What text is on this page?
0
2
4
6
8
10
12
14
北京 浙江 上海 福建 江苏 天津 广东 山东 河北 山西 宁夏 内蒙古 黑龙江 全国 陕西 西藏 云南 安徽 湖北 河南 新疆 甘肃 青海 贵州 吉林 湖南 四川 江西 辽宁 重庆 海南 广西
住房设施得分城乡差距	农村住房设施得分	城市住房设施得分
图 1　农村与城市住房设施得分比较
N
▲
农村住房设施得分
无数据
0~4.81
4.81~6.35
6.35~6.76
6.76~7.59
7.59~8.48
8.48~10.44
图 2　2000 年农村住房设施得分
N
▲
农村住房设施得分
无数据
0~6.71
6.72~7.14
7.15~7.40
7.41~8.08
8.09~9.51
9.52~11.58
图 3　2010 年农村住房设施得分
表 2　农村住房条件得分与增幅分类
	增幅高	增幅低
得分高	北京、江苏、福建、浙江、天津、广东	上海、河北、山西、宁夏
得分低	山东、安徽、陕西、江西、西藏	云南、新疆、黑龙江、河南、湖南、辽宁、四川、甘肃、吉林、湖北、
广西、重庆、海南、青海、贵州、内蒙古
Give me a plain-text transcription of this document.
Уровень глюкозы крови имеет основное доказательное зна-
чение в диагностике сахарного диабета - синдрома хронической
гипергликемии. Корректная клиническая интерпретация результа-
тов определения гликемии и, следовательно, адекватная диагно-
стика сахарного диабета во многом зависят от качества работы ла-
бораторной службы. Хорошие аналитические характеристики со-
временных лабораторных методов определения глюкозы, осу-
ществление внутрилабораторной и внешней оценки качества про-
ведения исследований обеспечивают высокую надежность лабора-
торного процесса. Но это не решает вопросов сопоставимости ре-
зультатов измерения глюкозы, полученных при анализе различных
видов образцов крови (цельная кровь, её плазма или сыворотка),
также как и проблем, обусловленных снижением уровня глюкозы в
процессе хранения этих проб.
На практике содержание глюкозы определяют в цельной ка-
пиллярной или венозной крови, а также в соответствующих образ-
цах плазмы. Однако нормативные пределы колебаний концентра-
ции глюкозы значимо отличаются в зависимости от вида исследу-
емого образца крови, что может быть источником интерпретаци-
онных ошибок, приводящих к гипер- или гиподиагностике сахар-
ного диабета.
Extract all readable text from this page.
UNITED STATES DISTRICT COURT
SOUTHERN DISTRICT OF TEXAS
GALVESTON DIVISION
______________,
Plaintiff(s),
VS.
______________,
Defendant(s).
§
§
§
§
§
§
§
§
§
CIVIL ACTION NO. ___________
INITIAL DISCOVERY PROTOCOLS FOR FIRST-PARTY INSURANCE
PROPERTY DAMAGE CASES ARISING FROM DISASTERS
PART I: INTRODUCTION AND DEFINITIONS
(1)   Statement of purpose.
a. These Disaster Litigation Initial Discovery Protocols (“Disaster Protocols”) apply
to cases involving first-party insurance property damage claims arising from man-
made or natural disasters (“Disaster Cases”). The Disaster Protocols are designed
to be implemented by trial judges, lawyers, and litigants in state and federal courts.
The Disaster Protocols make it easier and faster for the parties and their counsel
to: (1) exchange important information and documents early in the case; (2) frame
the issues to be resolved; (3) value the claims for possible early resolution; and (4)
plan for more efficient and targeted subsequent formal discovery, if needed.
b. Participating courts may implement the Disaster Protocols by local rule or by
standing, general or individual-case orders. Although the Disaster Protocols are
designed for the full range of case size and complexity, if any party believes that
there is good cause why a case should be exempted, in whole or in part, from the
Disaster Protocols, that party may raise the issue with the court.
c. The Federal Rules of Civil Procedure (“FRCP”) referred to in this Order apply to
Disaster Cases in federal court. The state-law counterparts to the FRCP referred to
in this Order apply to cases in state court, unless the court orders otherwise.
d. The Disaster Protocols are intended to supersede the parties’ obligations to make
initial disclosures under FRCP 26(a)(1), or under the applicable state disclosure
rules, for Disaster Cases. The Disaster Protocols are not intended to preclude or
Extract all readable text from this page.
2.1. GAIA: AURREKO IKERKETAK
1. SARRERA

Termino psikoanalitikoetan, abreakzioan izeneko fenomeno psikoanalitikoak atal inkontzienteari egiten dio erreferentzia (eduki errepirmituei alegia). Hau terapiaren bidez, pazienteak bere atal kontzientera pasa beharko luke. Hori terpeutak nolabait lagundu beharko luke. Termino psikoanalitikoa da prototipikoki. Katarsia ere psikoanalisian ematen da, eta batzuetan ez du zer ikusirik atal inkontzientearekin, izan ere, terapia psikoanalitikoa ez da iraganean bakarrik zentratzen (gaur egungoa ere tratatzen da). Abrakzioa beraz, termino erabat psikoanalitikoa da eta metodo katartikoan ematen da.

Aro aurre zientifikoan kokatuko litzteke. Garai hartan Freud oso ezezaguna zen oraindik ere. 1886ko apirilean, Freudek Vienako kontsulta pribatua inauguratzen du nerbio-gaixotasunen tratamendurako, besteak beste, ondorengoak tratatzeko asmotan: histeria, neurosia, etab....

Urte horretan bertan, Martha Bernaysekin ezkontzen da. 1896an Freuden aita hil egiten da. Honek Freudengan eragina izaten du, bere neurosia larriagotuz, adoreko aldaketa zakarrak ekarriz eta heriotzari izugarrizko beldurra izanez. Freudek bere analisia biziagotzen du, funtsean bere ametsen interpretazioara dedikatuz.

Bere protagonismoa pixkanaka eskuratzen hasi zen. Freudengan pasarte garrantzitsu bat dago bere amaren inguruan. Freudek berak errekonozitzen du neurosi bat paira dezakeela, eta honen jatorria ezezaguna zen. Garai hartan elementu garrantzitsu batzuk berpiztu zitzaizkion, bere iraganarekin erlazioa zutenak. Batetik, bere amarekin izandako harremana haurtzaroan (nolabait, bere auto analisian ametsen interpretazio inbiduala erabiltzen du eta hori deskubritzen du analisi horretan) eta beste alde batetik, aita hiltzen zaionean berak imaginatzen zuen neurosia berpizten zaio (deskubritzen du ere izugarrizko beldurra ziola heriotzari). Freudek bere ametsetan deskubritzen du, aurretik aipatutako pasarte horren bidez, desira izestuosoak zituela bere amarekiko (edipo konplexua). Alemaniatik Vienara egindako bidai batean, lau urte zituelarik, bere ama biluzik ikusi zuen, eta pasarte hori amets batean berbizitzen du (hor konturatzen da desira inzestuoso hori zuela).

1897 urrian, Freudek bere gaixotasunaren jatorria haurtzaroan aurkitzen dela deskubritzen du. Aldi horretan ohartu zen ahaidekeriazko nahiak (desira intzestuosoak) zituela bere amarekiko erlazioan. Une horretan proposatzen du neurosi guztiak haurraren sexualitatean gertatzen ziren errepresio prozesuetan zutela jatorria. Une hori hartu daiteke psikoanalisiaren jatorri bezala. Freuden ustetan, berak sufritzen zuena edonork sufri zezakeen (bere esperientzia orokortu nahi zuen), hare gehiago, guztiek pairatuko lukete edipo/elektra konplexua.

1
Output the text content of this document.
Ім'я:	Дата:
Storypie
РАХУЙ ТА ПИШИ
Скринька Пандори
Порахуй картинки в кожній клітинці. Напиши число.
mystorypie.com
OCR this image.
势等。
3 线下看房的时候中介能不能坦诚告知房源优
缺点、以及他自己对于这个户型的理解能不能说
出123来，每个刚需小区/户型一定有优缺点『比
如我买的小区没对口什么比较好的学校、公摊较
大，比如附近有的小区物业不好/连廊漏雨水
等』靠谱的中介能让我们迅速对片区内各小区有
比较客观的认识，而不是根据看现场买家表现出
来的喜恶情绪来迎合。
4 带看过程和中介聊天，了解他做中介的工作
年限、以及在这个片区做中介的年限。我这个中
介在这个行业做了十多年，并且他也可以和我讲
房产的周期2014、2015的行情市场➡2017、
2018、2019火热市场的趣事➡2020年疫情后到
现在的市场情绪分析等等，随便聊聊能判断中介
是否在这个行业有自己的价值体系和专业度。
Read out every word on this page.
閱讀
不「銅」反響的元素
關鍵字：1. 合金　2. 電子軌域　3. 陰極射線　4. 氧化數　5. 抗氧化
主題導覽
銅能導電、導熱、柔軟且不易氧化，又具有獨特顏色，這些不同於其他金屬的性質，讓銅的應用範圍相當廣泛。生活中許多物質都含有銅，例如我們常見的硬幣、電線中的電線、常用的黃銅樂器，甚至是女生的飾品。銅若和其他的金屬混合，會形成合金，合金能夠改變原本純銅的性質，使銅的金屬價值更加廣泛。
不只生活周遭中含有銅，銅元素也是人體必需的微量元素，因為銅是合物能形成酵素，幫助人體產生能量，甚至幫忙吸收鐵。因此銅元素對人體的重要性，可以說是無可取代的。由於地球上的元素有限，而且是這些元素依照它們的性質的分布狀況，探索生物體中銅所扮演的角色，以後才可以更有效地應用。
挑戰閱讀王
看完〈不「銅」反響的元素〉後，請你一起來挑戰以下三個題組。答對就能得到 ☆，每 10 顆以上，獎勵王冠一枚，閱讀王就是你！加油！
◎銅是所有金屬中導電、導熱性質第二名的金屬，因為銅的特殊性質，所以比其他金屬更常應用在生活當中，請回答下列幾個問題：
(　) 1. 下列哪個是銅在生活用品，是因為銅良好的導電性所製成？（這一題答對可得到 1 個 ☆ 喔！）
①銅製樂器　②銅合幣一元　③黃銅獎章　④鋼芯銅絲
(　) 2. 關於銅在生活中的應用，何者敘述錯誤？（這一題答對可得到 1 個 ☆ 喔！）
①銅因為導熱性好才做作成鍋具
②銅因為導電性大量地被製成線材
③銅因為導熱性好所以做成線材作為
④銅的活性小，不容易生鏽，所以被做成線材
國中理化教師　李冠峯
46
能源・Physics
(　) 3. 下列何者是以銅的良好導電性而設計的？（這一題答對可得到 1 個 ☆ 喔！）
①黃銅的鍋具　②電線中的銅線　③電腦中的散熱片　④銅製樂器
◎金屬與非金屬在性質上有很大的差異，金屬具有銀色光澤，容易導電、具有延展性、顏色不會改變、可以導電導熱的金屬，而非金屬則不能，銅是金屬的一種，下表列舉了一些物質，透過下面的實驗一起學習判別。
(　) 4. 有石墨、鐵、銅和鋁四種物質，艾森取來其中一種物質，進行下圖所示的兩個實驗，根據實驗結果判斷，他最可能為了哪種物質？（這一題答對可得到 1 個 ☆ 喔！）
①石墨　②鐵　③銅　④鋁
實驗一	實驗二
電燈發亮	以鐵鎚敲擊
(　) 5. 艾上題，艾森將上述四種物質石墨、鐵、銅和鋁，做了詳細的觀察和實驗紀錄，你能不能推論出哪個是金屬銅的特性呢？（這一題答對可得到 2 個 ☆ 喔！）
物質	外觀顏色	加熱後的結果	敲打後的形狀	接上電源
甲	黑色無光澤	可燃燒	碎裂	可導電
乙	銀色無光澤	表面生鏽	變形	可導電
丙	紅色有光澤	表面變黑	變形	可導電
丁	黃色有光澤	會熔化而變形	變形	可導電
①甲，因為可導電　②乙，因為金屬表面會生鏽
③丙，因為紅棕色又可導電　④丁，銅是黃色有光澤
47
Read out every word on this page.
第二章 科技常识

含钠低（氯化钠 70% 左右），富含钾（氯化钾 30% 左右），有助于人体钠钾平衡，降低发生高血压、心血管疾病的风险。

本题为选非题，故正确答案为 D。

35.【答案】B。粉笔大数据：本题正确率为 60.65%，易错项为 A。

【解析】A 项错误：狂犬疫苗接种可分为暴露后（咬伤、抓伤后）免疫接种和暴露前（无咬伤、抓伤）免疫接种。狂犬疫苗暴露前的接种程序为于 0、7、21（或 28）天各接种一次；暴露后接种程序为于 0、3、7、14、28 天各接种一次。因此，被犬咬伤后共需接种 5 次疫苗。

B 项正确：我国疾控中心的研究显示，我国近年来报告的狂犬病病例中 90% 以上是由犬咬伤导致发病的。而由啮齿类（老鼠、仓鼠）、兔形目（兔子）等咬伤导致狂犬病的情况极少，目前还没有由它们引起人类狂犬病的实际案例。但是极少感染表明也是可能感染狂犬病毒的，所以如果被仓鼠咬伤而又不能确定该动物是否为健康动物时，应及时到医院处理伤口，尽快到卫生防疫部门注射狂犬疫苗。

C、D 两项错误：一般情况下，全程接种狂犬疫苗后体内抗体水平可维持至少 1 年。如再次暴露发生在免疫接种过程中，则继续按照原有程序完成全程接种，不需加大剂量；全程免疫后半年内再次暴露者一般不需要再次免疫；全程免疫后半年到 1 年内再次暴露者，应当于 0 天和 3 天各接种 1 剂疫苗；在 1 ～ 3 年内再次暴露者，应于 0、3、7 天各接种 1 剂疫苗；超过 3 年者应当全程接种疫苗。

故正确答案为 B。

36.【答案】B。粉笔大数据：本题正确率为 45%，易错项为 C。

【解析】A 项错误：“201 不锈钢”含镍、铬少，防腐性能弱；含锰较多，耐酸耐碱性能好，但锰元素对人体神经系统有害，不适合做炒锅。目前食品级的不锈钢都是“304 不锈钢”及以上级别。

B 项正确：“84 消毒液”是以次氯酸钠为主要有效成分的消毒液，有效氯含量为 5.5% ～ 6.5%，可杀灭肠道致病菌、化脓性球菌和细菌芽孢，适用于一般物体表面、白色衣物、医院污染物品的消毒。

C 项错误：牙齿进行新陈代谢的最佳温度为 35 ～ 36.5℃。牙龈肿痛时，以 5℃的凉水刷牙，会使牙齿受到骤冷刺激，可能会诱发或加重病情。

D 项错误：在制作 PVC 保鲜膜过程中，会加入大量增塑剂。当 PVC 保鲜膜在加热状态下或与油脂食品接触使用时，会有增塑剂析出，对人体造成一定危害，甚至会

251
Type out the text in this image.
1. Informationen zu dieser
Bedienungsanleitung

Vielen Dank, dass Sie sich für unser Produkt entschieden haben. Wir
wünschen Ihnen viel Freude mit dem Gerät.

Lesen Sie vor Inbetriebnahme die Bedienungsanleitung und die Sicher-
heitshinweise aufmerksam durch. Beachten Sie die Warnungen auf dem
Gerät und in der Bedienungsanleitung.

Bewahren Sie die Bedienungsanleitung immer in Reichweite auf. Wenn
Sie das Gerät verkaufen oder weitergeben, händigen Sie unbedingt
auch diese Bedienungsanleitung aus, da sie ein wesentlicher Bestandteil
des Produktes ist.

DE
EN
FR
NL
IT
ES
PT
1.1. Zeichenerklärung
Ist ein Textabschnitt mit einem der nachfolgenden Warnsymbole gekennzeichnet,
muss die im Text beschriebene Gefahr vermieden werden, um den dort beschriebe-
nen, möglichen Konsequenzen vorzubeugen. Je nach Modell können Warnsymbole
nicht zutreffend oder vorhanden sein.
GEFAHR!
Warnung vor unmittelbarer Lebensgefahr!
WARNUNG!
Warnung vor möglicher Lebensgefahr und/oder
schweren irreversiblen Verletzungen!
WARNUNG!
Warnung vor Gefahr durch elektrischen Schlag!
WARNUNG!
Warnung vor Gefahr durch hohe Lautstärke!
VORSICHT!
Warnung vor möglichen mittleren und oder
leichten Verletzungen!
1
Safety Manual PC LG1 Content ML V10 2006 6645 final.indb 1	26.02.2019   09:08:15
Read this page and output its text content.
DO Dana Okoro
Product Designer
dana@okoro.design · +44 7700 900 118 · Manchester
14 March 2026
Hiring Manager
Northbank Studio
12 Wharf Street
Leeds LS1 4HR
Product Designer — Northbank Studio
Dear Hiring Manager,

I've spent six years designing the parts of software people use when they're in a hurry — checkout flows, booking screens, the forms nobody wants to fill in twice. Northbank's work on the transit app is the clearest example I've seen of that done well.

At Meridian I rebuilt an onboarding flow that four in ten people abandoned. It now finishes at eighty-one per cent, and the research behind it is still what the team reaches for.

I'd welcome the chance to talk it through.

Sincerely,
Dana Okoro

***

● **PROBLEM DESCRIPTION**
Track down the lines that include the word "粉笔大数据" and copy them.

● **CORRECT RESPONSE**
35.【答案】B。粉笔大数据：本题正确率为 60.65%，易错项为 A。
36.【答案】B。粉笔大数据：本题正确率为 45%，易错项为 C。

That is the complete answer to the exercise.